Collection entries

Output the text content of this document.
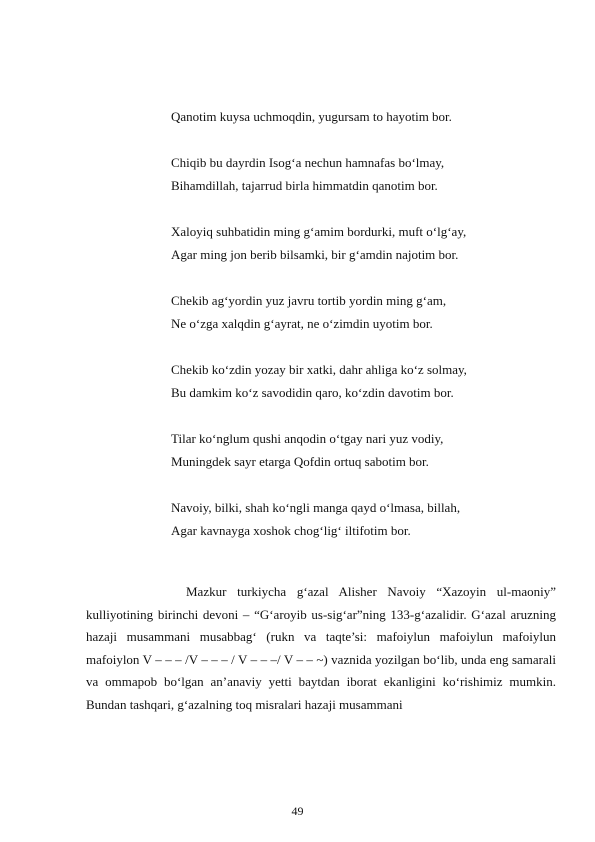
Qanotim kuysa uchmoqdin, yugursam to hayotim bor.
Chiqib bu dayrdin Isog‘a nechun hamnafas bo‘lmay,
Bihamdillah, tajarrud birla himmatdin qanotim bor.
Xaloyiq suhbatidin ming g‘amim bordurki, muft o‘lg‘ay,
Agar ming jon berib bilsamki, bir g‘amdin najotim bor.
Chekib ag‘yordin yuz javru tortib yordin ming g‘am,
Ne o‘zga xalqdin g‘ayrat, ne o‘zimdin uyotim bor.
Chekib ko‘zdin yozay bir xatki, dahr ahliga ko‘z solmay,
Bu damkim ko‘z savodidin qaro, ko‘zdin davotim bor.
Tilar ko‘nglum qushi anqodin o‘tgay nari yuz vodiy,
Muningdek sayr etarga Qofdin ortuq sabotim bor.
Navoiy, bilki, shah ko‘ngli manga qayd o‘lmasa, billah,
Agar kavnayga xoshok chog‘lig‘ iltifotim bor.

Mazkur turkiycha g‘azal Alisher Navoiy “Xazoyin ul-maoniy” kulliyotining birinchi devoni – “G‘aroyib us-sig‘ar”ning 133-g‘azalidir. G‘azal aruzning hazaji musammani musabbag‘ (rukn va taqte’si: mafoiylun mafoiylun mafoiylun mafoiylon V – – – /V – – – / V – – –/ V – – ~) vaznida yozilgan bo‘lib, unda eng samarali va ommapob bo‘lgan an’anaviy yetti baytdan iborat ekanligini ko‘rishimiz mumkin. Bundan tashqari, g‘azalning toq misralari hazaji musammani

49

WHAT IS ASKED. Using the listing above, pull out all lines that hold the word "ming".

THE OUTPUT.
Xaloyiq suhbatidin ming g‘amim bordurki, muft o‘lg‘ay,
Agar ming jon berib bilsamki, bir g‘amdin najotim bor.
Chekib ag‘yordin yuz javru tortib yordin ming g‘am,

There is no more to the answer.